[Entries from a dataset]

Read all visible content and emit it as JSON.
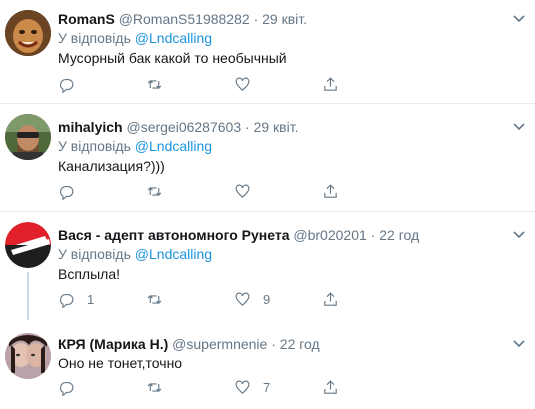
{
  "tweets": [
    {
      "name": "RomanS",
      "handle": "@RomanS51988282",
      "separator": "·",
      "time": "29 квіт.",
      "reply_prefix": "У відповідь",
      "reply_to": "@Lndcalling",
      "text": "Мусорный бак какой то необычный",
      "reply_count": "",
      "like_count": ""
    },
    {
      "name": "mihalyich",
      "handle": "@sergei06287603",
      "separator": "·",
      "time": "29 квіт.",
      "reply_prefix": "У відповідь",
      "reply_to": "@Lndcalling",
      "text": "Канализация?)))",
      "reply_count": "",
      "like_count": ""
    },
    {
      "name": "Вася - адепт автономного Рунета",
      "handle": "@br020201",
      "separator": "·",
      "time": "22 год",
      "reply_prefix": "У відповідь",
      "reply_to": "@Lndcalling",
      "text": "Всплыла!",
      "reply_count": "1",
      "like_count": "9"
    },
    {
      "name": "КРЯ (Марика Н.)",
      "handle": "@supermnenie",
      "separator": "·",
      "time": "22 год",
      "text": "Оно не тонет,точно",
      "reply_count": "",
      "like_count": "7"
    }
  ],
  "icons": [
    "reply-icon",
    "retweet-icon",
    "like-icon",
    "share-icon",
    "chevron-down-icon"
  ],
  "colors": {
    "secondary_text": "#657786",
    "link": "#1b95e0",
    "divider": "#e6ecf0",
    "thread_line": "#ccd6dd"
  }
}
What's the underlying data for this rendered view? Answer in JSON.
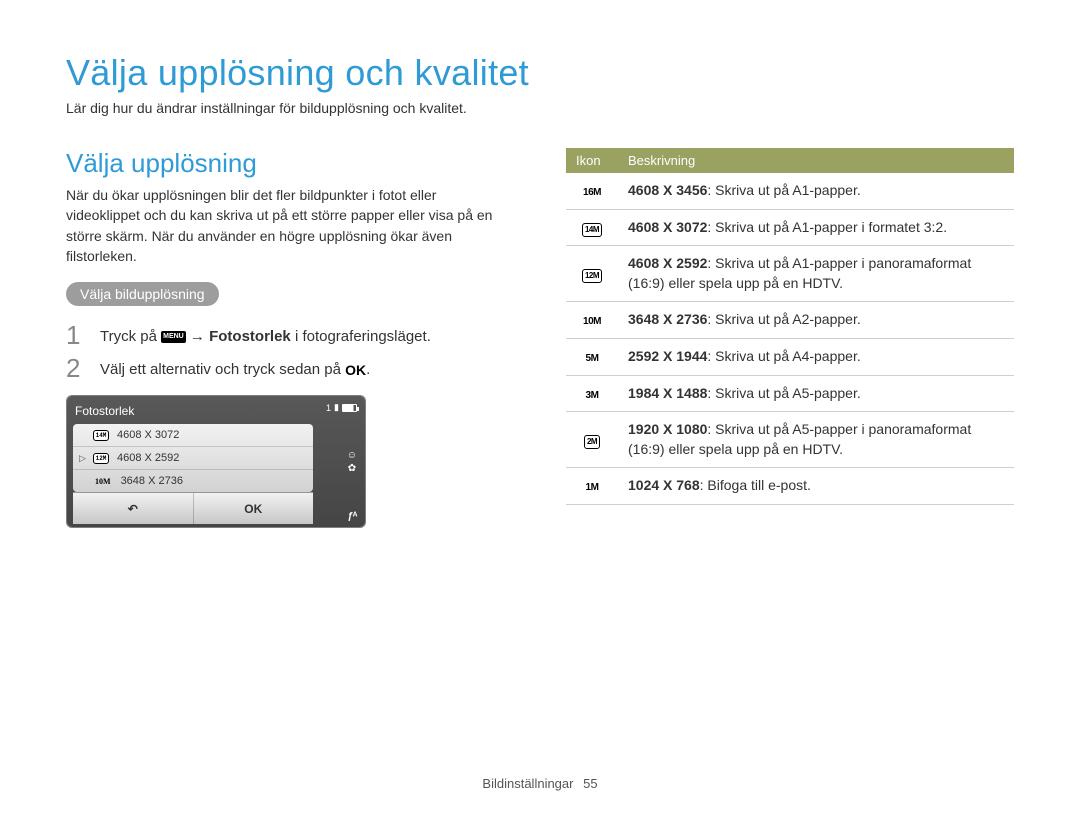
{
  "page": {
    "title": "Välja upplösning och kvalitet",
    "description": "Lär dig hur du ändrar inställningar för bildupplösning och kvalitet."
  },
  "section": {
    "title": "Välja upplösning",
    "description": "När du ökar upplösningen blir det fler bildpunkter i fotot eller videoklippet och du kan skriva ut på ett större papper eller visa på en större skärm. När du använder en högre upplösning ökar även filstorleken."
  },
  "pill": "Välja bildupplösning",
  "steps": {
    "s1_pre": "Tryck på ",
    "s1_menu": "MENU",
    "s1_arrow": " → ",
    "s1_bold": "Fotostorlek",
    "s1_post": " i fotograferingsläget.",
    "s2_pre": "Välj ett alternativ och tryck sedan på ",
    "s2_ok": "OK",
    "s2_post": "."
  },
  "camera": {
    "title": "Fotostorlek",
    "count": "1",
    "rows": [
      {
        "icon": "14M",
        "label": "4608 X 3072",
        "box": true
      },
      {
        "icon": "12M",
        "label": "4608 X 2592",
        "box": true,
        "selected": true
      },
      {
        "icon": "10M",
        "label": "3648 X 2736",
        "box": false
      }
    ],
    "back": "↶",
    "ok": "OK",
    "flash": "ƒᴬ"
  },
  "table": {
    "header_icon": "Ikon",
    "header_desc": "Beskrivning",
    "rows": [
      {
        "icon": "16M",
        "box": false,
        "bold": "4608 X 3456",
        "text": ": Skriva ut på A1-papper."
      },
      {
        "icon": "14M",
        "box": true,
        "bold": "4608 X 3072",
        "text": ": Skriva ut på A1-papper i formatet 3:2."
      },
      {
        "icon": "12M",
        "box": true,
        "bold": "4608 X 2592",
        "text": ": Skriva ut på A1-papper i panoramaformat (16:9) eller spela upp på en HDTV."
      },
      {
        "icon": "10M",
        "box": false,
        "bold": "3648 X 2736",
        "text": ": Skriva ut på A2-papper."
      },
      {
        "icon": "5M",
        "box": false,
        "bold": "2592 X 1944",
        "text": ": Skriva ut på A4-papper."
      },
      {
        "icon": "3M",
        "box": false,
        "bold": "1984 X 1488",
        "text": ": Skriva ut på A5-papper."
      },
      {
        "icon": "2M",
        "box": true,
        "bold": "1920 X 1080",
        "text": ": Skriva ut på A5-papper i panoramaformat (16:9) eller spela upp på en HDTV."
      },
      {
        "icon": "1M",
        "box": false,
        "bold": "1024 X 768",
        "text": ": Bifoga till e-post."
      }
    ]
  },
  "footer": {
    "section": "Bildinställningar",
    "page": "55"
  }
}
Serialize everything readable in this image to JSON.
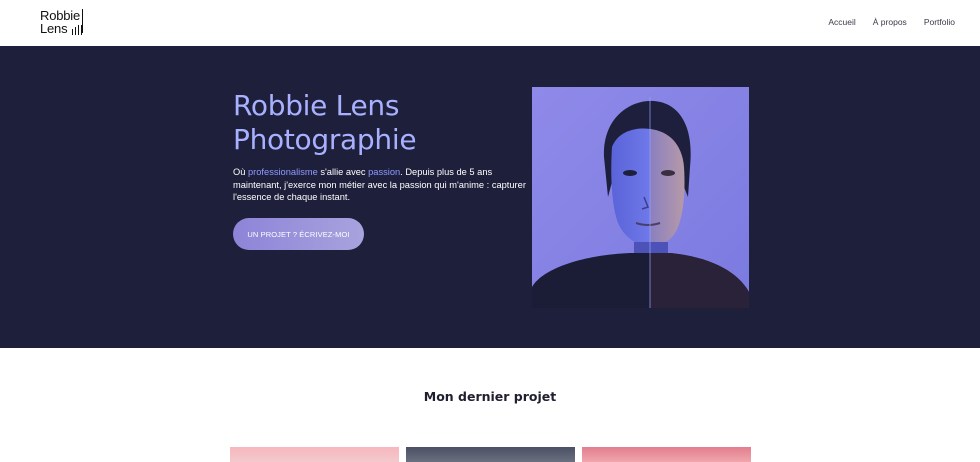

What is being asked: Keep every word of the data as it is when you write it out, but drop the pictures.

Task response:
Read all visible content and emit it as JSON.
{
  "tweets": [
    {
      "name": "RomanS",
      "handle": "@RomanS51988282",
      "separator": "·",
      "time": "29 квіт.",
      "reply_prefix": "У відповідь",
      "reply_to": "@Lndcalling",
      "text": "Мусорный бак какой то необычный",
      "reply_count": "",
      "like_count": ""
    },
    {
      "name": "mihalyich",
      "handle": "@sergei06287603",
      "separator": "·",
      "time": "29 квіт.",
      "reply_prefix": "У відповідь",
      "reply_to": "@Lndcalling",
      "text": "Канализация?)))",
      "reply_count": "",
      "like_count": ""
    },
    {
      "name": "Вася - адепт автономного Рунета",
      "handle": "@br020201",
      "separator": "·",
      "time": "22 год",
      "reply_prefix": "У відповідь",
      "reply_to": "@Lndcalling",
      "text": "Всплыла!",
      "reply_count": "1",
      "like_count": "9"
    },
    {
      "name": "КРЯ (Марика Н.)",
      "handle": "@supermnenie",
      "separator": "·",
      "time": "22 год",
      "text": "Оно не тонет,точно",
      "reply_count": "",
      "like_count": "7"
    }
  ],
  "icons": [
    "reply-icon",
    "retweet-icon",
    "like-icon",
    "share-icon",
    "chevron-down-icon"
  ],
  "colors": {
    "secondary_text": "#657786",
    "link": "#1b95e0",
    "divider": "#e6ecf0",
    "thread_line": "#ccd6dd"
  }
}
What's the underlying data for this rendered view? Answer in JSON.
{
  "page": {
    "title": "Välja upplösning och kvalitet",
    "description": "Lär dig hur du ändrar inställningar för bildupplösning och kvalitet."
  },
  "section": {
    "title": "Välja upplösning",
    "description": "När du ökar upplösningen blir det fler bildpunkter i fotot eller videoklippet och du kan skriva ut på ett större papper eller visa på en större skärm. När du använder en högre upplösning ökar även filstorleken."
  },
  "pill": "Välja bildupplösning",
  "steps": {
    "s1_pre": "Tryck på ",
    "s1_menu": "MENU",
    "s1_arrow": " → ",
    "s1_bold": "Fotostorlek",
    "s1_post": " i fotograferingsläget.",
    "s2_pre": "Välj ett alternativ och tryck sedan på ",
    "s2_ok": "OK",
    "s2_post": "."
  },
  "camera": {
    "title": "Fotostorlek",
    "count": "1",
    "rows": [
      {
        "icon": "14M",
        "label": "4608 X 3072",
        "box": true
      },
      {
        "icon": "12M",
        "label": "4608 X 2592",
        "box": true,
        "selected": true
      },
      {
        "icon": "10M",
        "label": "3648 X 2736",
        "box": false
      }
    ],
    "back": "↶",
    "ok": "OK",
    "flash": "ƒᴬ"
  },
  "table": {
    "header_icon": "Ikon",
    "header_desc": "Beskrivning",
    "rows": [
      {
        "icon": "16M",
        "box": false,
        "bold": "4608 X 3456",
        "text": ": Skriva ut på A1-papper."
      },
      {
        "icon": "14M",
        "box": true,
        "bold": "4608 X 3072",
        "text": ": Skriva ut på A1-papper i formatet 3:2."
      },
      {
        "icon": "12M",
        "box": true,
        "bold": "4608 X 2592",
        "text": ": Skriva ut på A1-papper i panoramaformat (16:9) eller spela upp på en HDTV."
      },
      {
        "icon": "10M",
        "box": false,
        "bold": "3648 X 2736",
        "text": ": Skriva ut på A2-papper."
      },
      {
        "icon": "5M",
        "box": false,
        "bold": "2592 X 1944",
        "text": ": Skriva ut på A4-papper."
      },
      {
        "icon": "3M",
        "box": false,
        "bold": "1984 X 1488",
        "text": ": Skriva ut på A5-papper."
      },
      {
        "icon": "2M",
        "box": true,
        "bold": "1920 X 1080",
        "text": ": Skriva ut på A5-papper i panoramaformat (16:9) eller spela upp på en HDTV."
      },
      {
        "icon": "1M",
        "box": false,
        "bold": "1024 X 768",
        "text": ": Bifoga till e-post."
      }
    ]
  },
  "footer": {
    "section": "Bildinställningar",
    "page": "55"
  }
}
Serialize everything readable in this image to JSON.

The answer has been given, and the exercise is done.